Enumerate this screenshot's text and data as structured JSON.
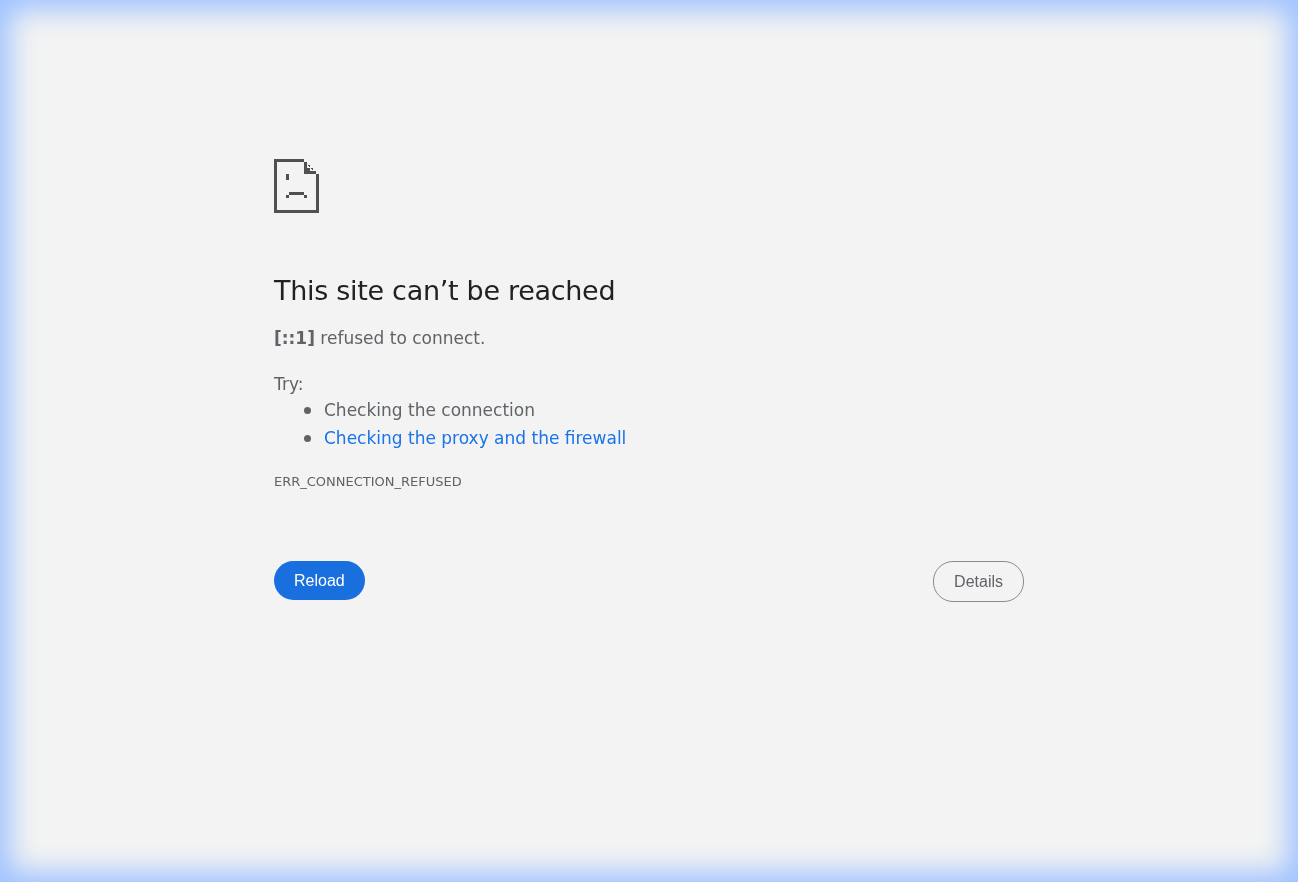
{
  "heading": "This site can’t be reached",
  "message": "**[::1]** refused to connect.",
  "try_label": "Try:",
  "suggestions": [
    {
      "kind": "text",
      "label": "Checking the connection"
    },
    {
      "kind": "link",
      "label": "Checking the proxy and the firewall"
    }
  ],
  "error_code": "ERR_CONNECTION_REFUSED",
  "buttons": [
    {
      "kind": "primary",
      "label": "Reload"
    },
    {
      "kind": "secondary",
      "label": "Details"
    }
  ]
}
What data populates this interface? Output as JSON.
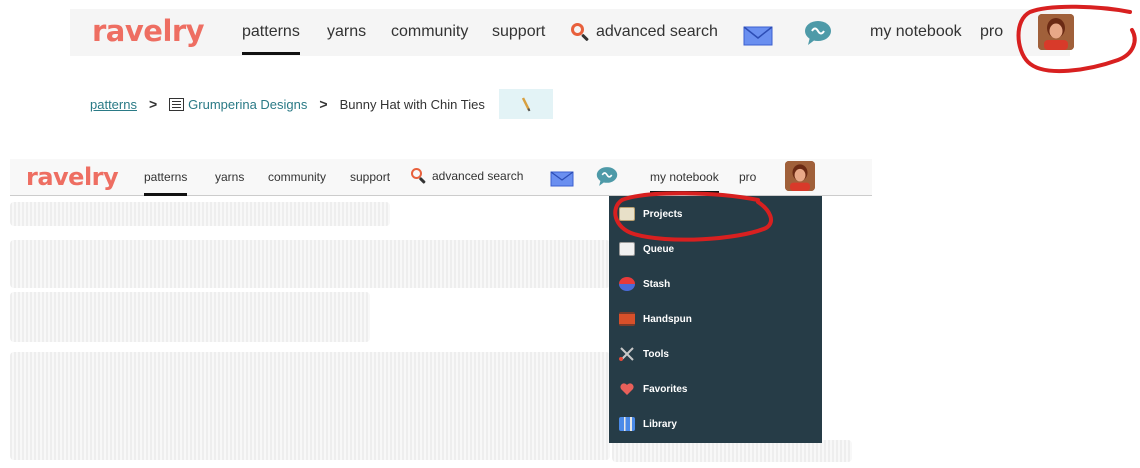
{
  "top_nav": {
    "logo": "ravelry",
    "items": [
      "patterns",
      "yarns",
      "community",
      "support"
    ],
    "search_label": "advanced search",
    "notebook": "my notebook",
    "pro": "pro"
  },
  "breadcrumb": {
    "root": "patterns",
    "designer": "Grumperina Designs",
    "pattern": "Bunny Hat with Chin Ties"
  },
  "second_nav": {
    "logo": "ravelry",
    "items": [
      "patterns",
      "yarns",
      "community",
      "support"
    ],
    "search_label": "advanced search",
    "notebook": "my notebook",
    "pro": "pro"
  },
  "notebook_menu": {
    "items": [
      "Projects",
      "Queue",
      "Stash",
      "Handspun",
      "Tools",
      "Favorites",
      "Library"
    ]
  },
  "colors": {
    "logo": "#ee6e62",
    "menu_bg": "#263c47",
    "link": "#2a7a86",
    "marker": "#d82020"
  }
}
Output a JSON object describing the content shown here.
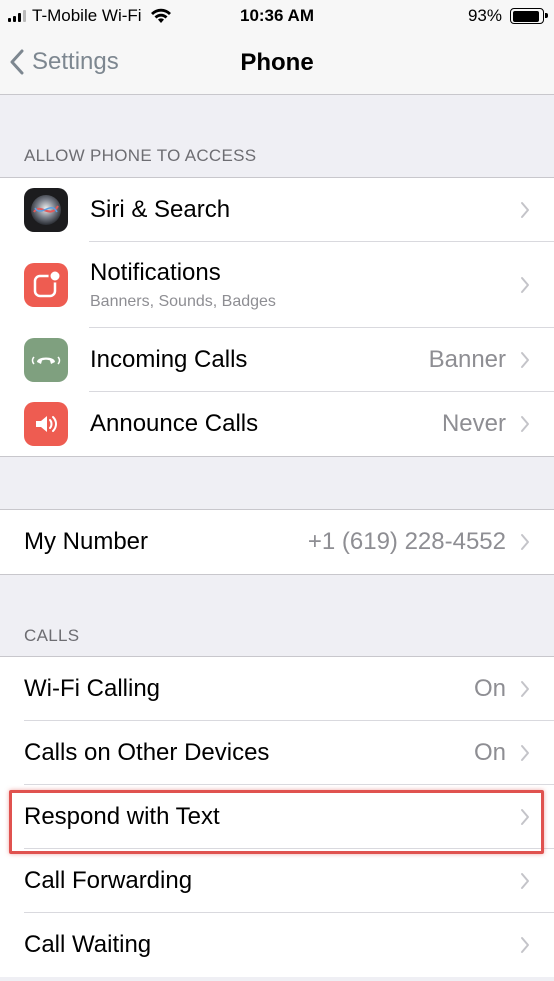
{
  "status_bar": {
    "carrier": "T-Mobile Wi-Fi",
    "time": "10:36 AM",
    "battery_text": "93%",
    "battery_level": 0.93
  },
  "nav": {
    "back_label": "Settings",
    "title": "Phone"
  },
  "sections": {
    "access_header": "ALLOW PHONE TO ACCESS",
    "calls_header": "CALLS"
  },
  "access_items": [
    {
      "title": "Siri & Search",
      "icon": "siri-icon"
    },
    {
      "title": "Notifications",
      "subtitle": "Banners, Sounds, Badges",
      "icon": "notifications-icon"
    },
    {
      "title": "Incoming Calls",
      "value": "Banner",
      "icon": "phone-icon"
    },
    {
      "title": "Announce Calls",
      "value": "Never",
      "icon": "speaker-icon"
    }
  ],
  "my_number": {
    "title": "My Number",
    "value": "+1 (619) 228-4552"
  },
  "calls_items": [
    {
      "title": "Wi-Fi Calling",
      "value": "On"
    },
    {
      "title": "Calls on Other Devices",
      "value": "On"
    },
    {
      "title": "Respond with Text"
    },
    {
      "title": "Call Forwarding"
    },
    {
      "title": "Call Waiting"
    }
  ],
  "colors": {
    "notifications_icon": "#ee5c51",
    "incoming_calls_icon": "#7fa07f",
    "announce_calls_icon": "#ee5c51",
    "highlight_border": "#e0524f"
  }
}
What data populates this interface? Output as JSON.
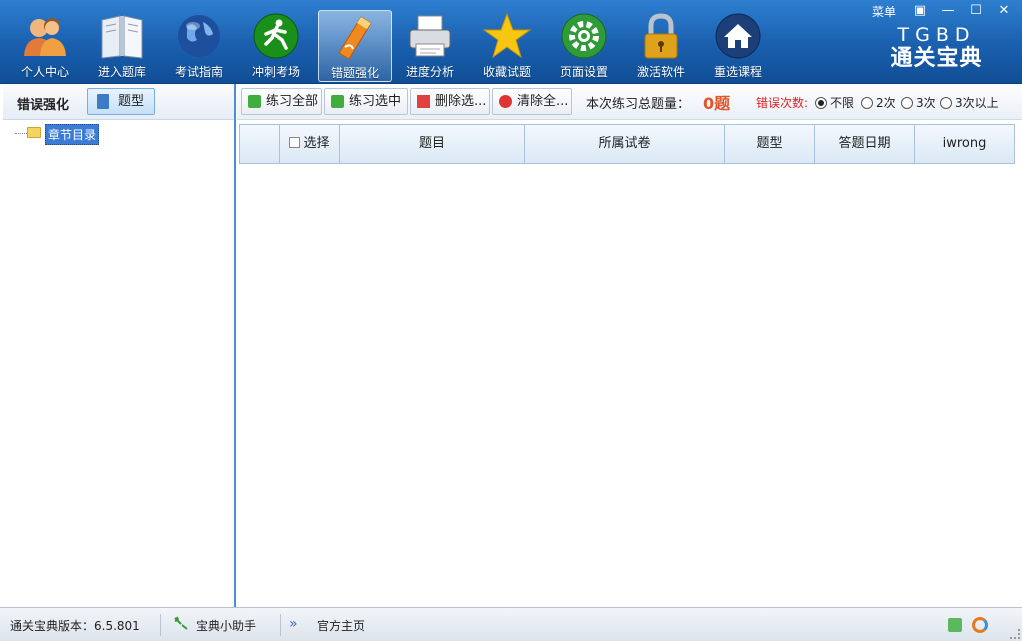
{
  "window": {
    "menu_label": "菜单",
    "controls": {
      "restore": "▣",
      "minimize": "—",
      "maximize": "☐",
      "close": "✕"
    }
  },
  "brand": {
    "en": "TGBD",
    "cn": "通关宝典"
  },
  "nav": [
    {
      "label": "个人中心",
      "icon": "users-icon"
    },
    {
      "label": "进入题库",
      "icon": "book-icon"
    },
    {
      "label": "考试指南",
      "icon": "globe-icon"
    },
    {
      "label": "冲刺考场",
      "icon": "runner-icon"
    },
    {
      "label": "错题强化",
      "icon": "pen-icon",
      "active": true
    },
    {
      "label": "进度分析",
      "icon": "printer-icon"
    },
    {
      "label": "收藏试题",
      "icon": "star-icon"
    },
    {
      "label": "页面设置",
      "icon": "gear-icon"
    },
    {
      "label": "激活软件",
      "icon": "lock-icon"
    },
    {
      "label": "重选课程",
      "icon": "home-icon"
    }
  ],
  "left": {
    "title": "错误强化",
    "type_button": "题型",
    "tree_root": "章节目录"
  },
  "toolbar": {
    "practice_all": "练习全部",
    "practice_selected": "练习选中",
    "delete_selected": "删除选...",
    "clear_all": "清除全...",
    "count_label": "本次练习总题量：",
    "count_value": "0题",
    "error_label": "错误次数:",
    "options": [
      "不限",
      "2次",
      "3次",
      "3次以上"
    ],
    "selected_option": "不限"
  },
  "table": {
    "columns": [
      "选择",
      "题目",
      "所属试卷",
      "题型",
      "答题日期",
      "iwrong"
    ]
  },
  "status": {
    "version": "通关宝典版本：6.5.801",
    "helper": "宝典小助手",
    "homepage": "官方主页"
  },
  "colors": {
    "accent": "#1a5fae",
    "count": "#e2552a",
    "error_label": "#dd2222"
  }
}
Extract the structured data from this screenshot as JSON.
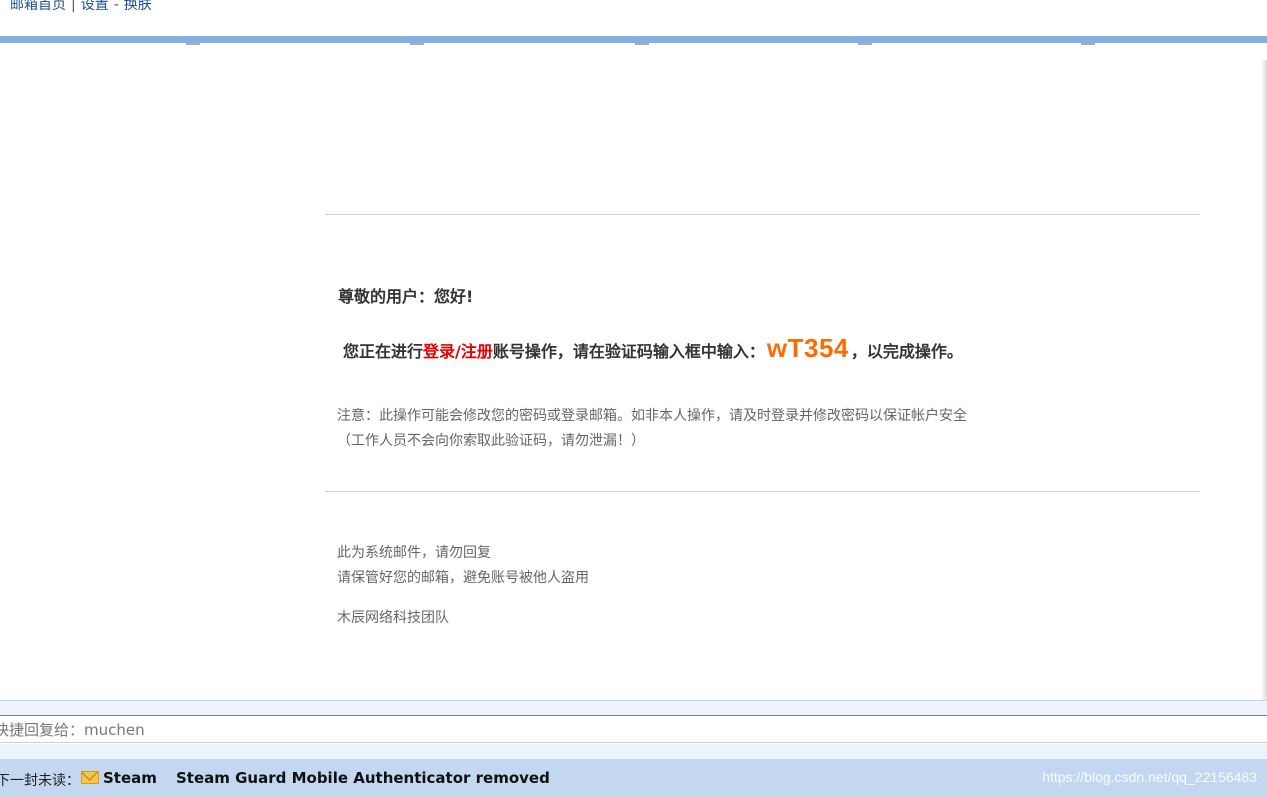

○ ○ ○ ○ ○ ○ ○

> **WHAT THIS TASK INVOLVES**: Leave the pictures out and print the records above exactly as they stand.

> **SOLUTION TO THIS EXERCISE**:
Enumerate this screenshot's text and data as structured JSON.
{
  "heading": "This site can’t be reached",
  "message": "**[::1]** refused to connect.",
  "try_label": "Try:",
  "suggestions": [
    {
      "kind": "text",
      "label": "Checking the connection"
    },
    {
      "kind": "link",
      "label": "Checking the proxy and the firewall"
    }
  ],
  "error_code": "ERR_CONNECTION_REFUSED",
  "buttons": [
    {
      "kind": "primary",
      "label": "Reload"
    },
    {
      "kind": "secondary",
      "label": "Details"
    }
  ]
}
What data populates this interface? Output as JSON.
{
  "top_nav": {
    "logo": "ravelry",
    "items": [
      "patterns",
      "yarns",
      "community",
      "support"
    ],
    "search_label": "advanced search",
    "notebook": "my notebook",
    "pro": "pro"
  },
  "breadcrumb": {
    "root": "patterns",
    "designer": "Grumperina Designs",
    "pattern": "Bunny Hat with Chin Ties"
  },
  "second_nav": {
    "logo": "ravelry",
    "items": [
      "patterns",
      "yarns",
      "community",
      "support"
    ],
    "search_label": "advanced search",
    "notebook": "my notebook",
    "pro": "pro"
  },
  "notebook_menu": {
    "items": [
      "Projects",
      "Queue",
      "Stash",
      "Handspun",
      "Tools",
      "Favorites",
      "Library"
    ]
  },
  "colors": {
    "logo": "#ee6e62",
    "menu_bg": "#263c47",
    "link": "#2a7a86",
    "marker": "#d82020"
  }
}
Output a JSON object describing the content shown here.
{
  "status_bar": {
    "carrier": "T-Mobile Wi-Fi",
    "time": "10:36 AM",
    "battery_text": "93%",
    "battery_level": 0.93
  },
  "nav": {
    "back_label": "Settings",
    "title": "Phone"
  },
  "sections": {
    "access_header": "ALLOW PHONE TO ACCESS",
    "calls_header": "CALLS"
  },
  "access_items": [
    {
      "title": "Siri & Search",
      "icon": "siri-icon"
    },
    {
      "title": "Notifications",
      "subtitle": "Banners, Sounds, Badges",
      "icon": "notifications-icon"
    },
    {
      "title": "Incoming Calls",
      "value": "Banner",
      "icon": "phone-icon"
    },
    {
      "title": "Announce Calls",
      "value": "Never",
      "icon": "speaker-icon"
    }
  ],
  "my_number": {
    "title": "My Number",
    "value": "+1 (619) 228-4552"
  },
  "calls_items": [
    {
      "title": "Wi-Fi Calling",
      "value": "On"
    },
    {
      "title": "Calls on Other Devices",
      "value": "On"
    },
    {
      "title": "Respond with Text"
    },
    {
      "title": "Call Forwarding"
    },
    {
      "title": "Call Waiting"
    }
  ],
  "colors": {
    "notifications_icon": "#ee5c51",
    "incoming_calls_icon": "#7fa07f",
    "announce_calls_icon": "#ee5c51",
    "highlight_border": "#e0524f"
  }
}
What data populates this interface? Output as JSON.
{
  "window": {
    "menu_label": "菜单",
    "controls": {
      "restore": "▣",
      "minimize": "—",
      "maximize": "☐",
      "close": "✕"
    }
  },
  "brand": {
    "en": "TGBD",
    "cn": "通关宝典"
  },
  "nav": [
    {
      "label": "个人中心",
      "icon": "users-icon"
    },
    {
      "label": "进入题库",
      "icon": "book-icon"
    },
    {
      "label": "考试指南",
      "icon": "globe-icon"
    },
    {
      "label": "冲刺考场",
      "icon": "runner-icon"
    },
    {
      "label": "错题强化",
      "icon": "pen-icon",
      "active": true
    },
    {
      "label": "进度分析",
      "icon": "printer-icon"
    },
    {
      "label": "收藏试题",
      "icon": "star-icon"
    },
    {
      "label": "页面设置",
      "icon": "gear-icon"
    },
    {
      "label": "激活软件",
      "icon": "lock-icon"
    },
    {
      "label": "重选课程",
      "icon": "home-icon"
    }
  ],
  "left": {
    "title": "错误强化",
    "type_button": "题型",
    "tree_root": "章节目录"
  },
  "toolbar": {
    "practice_all": "练习全部",
    "practice_selected": "练习选中",
    "delete_selected": "删除选...",
    "clear_all": "清除全...",
    "count_label": "本次练习总题量：",
    "count_value": "0题",
    "error_label": "错误次数:",
    "options": [
      "不限",
      "2次",
      "3次",
      "3次以上"
    ],
    "selected_option": "不限"
  },
  "table": {
    "columns": [
      "选择",
      "题目",
      "所属试卷",
      "题型",
      "答题日期",
      "iwrong"
    ]
  },
  "status": {
    "version": "通关宝典版本：6.5.801",
    "helper": "宝典小助手",
    "homepage": "官方主页"
  },
  "colors": {
    "accent": "#1a5fae",
    "count": "#e2552a",
    "error_label": "#dd2222"
  }
}
Extract the structured data from this screenshot as JSON.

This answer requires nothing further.